TASK DIRECTIONS:
Reproduce the entire listing word for word.

THE DATA:
____________________
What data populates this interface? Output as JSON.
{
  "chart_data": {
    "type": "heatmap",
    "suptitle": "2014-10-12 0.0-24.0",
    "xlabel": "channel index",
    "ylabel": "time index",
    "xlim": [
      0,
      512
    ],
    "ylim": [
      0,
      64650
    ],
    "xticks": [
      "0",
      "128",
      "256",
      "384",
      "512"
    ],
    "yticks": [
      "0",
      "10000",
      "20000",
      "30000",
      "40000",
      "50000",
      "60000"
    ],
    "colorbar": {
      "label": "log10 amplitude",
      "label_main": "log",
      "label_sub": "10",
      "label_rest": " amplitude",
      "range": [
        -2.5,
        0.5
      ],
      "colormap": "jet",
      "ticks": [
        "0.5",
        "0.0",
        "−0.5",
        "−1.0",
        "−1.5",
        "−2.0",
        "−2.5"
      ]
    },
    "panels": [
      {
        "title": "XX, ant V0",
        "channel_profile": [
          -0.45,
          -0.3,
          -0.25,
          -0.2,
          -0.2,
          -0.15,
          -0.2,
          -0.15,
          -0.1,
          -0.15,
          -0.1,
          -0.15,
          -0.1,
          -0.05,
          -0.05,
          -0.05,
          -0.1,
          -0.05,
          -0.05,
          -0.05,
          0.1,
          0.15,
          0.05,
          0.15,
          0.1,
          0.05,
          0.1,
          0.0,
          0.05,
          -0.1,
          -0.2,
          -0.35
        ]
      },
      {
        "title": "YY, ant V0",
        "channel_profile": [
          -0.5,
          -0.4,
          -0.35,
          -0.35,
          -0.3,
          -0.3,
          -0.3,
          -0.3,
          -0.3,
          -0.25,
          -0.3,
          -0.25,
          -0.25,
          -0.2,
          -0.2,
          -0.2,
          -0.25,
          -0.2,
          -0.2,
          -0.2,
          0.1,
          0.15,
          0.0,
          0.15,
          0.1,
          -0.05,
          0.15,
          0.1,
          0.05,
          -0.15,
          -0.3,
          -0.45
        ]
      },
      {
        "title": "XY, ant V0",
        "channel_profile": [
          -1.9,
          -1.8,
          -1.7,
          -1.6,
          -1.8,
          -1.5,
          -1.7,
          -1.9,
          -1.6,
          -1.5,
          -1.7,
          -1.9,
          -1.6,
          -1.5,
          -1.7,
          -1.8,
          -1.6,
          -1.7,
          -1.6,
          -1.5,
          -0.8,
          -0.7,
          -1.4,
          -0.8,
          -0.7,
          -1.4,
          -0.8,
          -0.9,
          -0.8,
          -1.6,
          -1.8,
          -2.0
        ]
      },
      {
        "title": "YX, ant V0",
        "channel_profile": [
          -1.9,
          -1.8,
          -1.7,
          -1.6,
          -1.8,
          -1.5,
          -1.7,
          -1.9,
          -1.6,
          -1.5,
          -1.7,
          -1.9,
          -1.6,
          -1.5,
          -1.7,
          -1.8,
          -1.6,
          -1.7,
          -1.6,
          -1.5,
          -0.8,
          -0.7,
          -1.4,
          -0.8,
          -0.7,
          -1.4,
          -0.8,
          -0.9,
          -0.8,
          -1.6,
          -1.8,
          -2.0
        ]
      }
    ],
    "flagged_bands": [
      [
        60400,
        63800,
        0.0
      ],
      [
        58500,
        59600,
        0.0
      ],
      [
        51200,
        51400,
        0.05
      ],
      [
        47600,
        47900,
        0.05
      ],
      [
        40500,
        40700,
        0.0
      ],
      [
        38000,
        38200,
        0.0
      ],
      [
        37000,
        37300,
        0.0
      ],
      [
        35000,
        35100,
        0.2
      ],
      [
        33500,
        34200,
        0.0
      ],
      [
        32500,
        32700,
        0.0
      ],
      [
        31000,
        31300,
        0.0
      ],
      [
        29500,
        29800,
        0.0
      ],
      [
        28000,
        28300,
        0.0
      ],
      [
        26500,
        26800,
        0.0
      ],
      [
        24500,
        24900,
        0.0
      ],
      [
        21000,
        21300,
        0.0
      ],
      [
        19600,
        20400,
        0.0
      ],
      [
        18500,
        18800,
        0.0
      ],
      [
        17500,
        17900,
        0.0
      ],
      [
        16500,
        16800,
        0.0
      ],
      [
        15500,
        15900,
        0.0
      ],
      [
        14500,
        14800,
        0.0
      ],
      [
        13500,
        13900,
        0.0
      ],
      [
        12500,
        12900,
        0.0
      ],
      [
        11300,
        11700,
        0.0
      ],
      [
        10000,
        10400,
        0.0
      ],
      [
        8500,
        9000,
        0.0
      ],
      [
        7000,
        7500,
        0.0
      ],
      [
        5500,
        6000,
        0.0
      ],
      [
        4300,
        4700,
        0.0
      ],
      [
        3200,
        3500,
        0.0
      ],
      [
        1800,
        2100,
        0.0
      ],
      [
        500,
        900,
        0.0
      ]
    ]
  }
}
____________________
THE REPLY:
What data populates this interface? Output as JSON.
{
  "chart_data": {
    "type": "heatmap",
    "suptitle": "2014-10-12 0.0-24.0",
    "xlabel": "channel index",
    "ylabel": "time index",
    "xlim": [
      0,
      512
    ],
    "ylim": [
      0,
      64650
    ],
    "xticks": [
      "0",
      "128",
      "256",
      "384",
      "512"
    ],
    "yticks": [
      "0",
      "10000",
      "20000",
      "30000",
      "40000",
      "50000",
      "60000"
    ],
    "colorbar": {
      "label": "log10 amplitude",
      "label_main": "log",
      "label_sub": "10",
      "label_rest": " amplitude",
      "range": [
        -2.5,
        0.5
      ],
      "colormap": "jet",
      "ticks": [
        "0.5",
        "0.0",
        "−0.5",
        "−1.0",
        "−1.5",
        "−2.0",
        "−2.5"
      ]
    },
    "panels": [
      {
        "title": "XX, ant V0",
        "channel_profile": [
          -0.45,
          -0.3,
          -0.25,
          -0.2,
          -0.2,
          -0.15,
          -0.2,
          -0.15,
          -0.1,
          -0.15,
          -0.1,
          -0.15,
          -0.1,
          -0.05,
          -0.05,
          -0.05,
          -0.1,
          -0.05,
          -0.05,
          -0.05,
          0.1,
          0.15,
          0.05,
          0.15,
          0.1,
          0.05,
          0.1,
          0.0,
          0.05,
          -0.1,
          -0.2,
          -0.35
        ]
      },
      {
        "title": "YY, ant V0",
        "channel_profile": [
          -0.5,
          -0.4,
          -0.35,
          -0.35,
          -0.3,
          -0.3,
          -0.3,
          -0.3,
          -0.3,
          -0.25,
          -0.3,
          -0.25,
          -0.25,
          -0.2,
          -0.2,
          -0.2,
          -0.25,
          -0.2,
          -0.2,
          -0.2,
          0.1,
          0.15,
          0.0,
          0.15,
          0.1,
          -0.05,
          0.15,
          0.1,
          0.05,
          -0.15,
          -0.3,
          -0.45
        ]
      },
      {
        "title": "XY, ant V0",
        "channel_profile": [
          -1.9,
          -1.8,
          -1.7,
          -1.6,
          -1.8,
          -1.5,
          -1.7,
          -1.9,
          -1.6,
          -1.5,
          -1.7,
          -1.9,
          -1.6,
          -1.5,
          -1.7,
          -1.8,
          -1.6,
          -1.7,
          -1.6,
          -1.5,
          -0.8,
          -0.7,
          -1.4,
          -0.8,
          -0.7,
          -1.4,
          -0.8,
          -0.9,
          -0.8,
          -1.6,
          -1.8,
          -2.0
        ]
      },
      {
        "title": "YX, ant V0",
        "channel_profile": [
          -1.9,
          -1.8,
          -1.7,
          -1.6,
          -1.8,
          -1.5,
          -1.7,
          -1.9,
          -1.6,
          -1.5,
          -1.7,
          -1.9,
          -1.6,
          -1.5,
          -1.7,
          -1.8,
          -1.6,
          -1.7,
          -1.6,
          -1.5,
          -0.8,
          -0.7,
          -1.4,
          -0.8,
          -0.7,
          -1.4,
          -0.8,
          -0.9,
          -0.8,
          -1.6,
          -1.8,
          -2.0
        ]
      }
    ],
    "flagged_bands": [
      [
        60400,
        63800,
        0.0
      ],
      [
        58500,
        59600,
        0.0
      ],
      [
        51200,
        51400,
        0.05
      ],
      [
        47600,
        47900,
        0.05
      ],
      [
        40500,
        40700,
        0.0
      ],
      [
        38000,
        38200,
        0.0
      ],
      [
        37000,
        37300,
        0.0
      ],
      [
        35000,
        35100,
        0.2
      ],
      [
        33500,
        34200,
        0.0
      ],
      [
        32500,
        32700,
        0.0
      ],
      [
        31000,
        31300,
        0.0
      ],
      [
        29500,
        29800,
        0.0
      ],
      [
        28000,
        28300,
        0.0
      ],
      [
        26500,
        26800,
        0.0
      ],
      [
        24500,
        24900,
        0.0
      ],
      [
        21000,
        21300,
        0.0
      ],
      [
        19600,
        20400,
        0.0
      ],
      [
        18500,
        18800,
        0.0
      ],
      [
        17500,
        17900,
        0.0
      ],
      [
        16500,
        16800,
        0.0
      ],
      [
        15500,
        15900,
        0.0
      ],
      [
        14500,
        14800,
        0.0
      ],
      [
        13500,
        13900,
        0.0
      ],
      [
        12500,
        12900,
        0.0
      ],
      [
        11300,
        11700,
        0.0
      ],
      [
        10000,
        10400,
        0.0
      ],
      [
        8500,
        9000,
        0.0
      ],
      [
        7000,
        7500,
        0.0
      ],
      [
        5500,
        6000,
        0.0
      ],
      [
        4300,
        4700,
        0.0
      ],
      [
        3200,
        3500,
        0.0
      ],
      [
        1800,
        2100,
        0.0
      ],
      [
        500,
        900,
        0.0
      ]
    ]
  }
}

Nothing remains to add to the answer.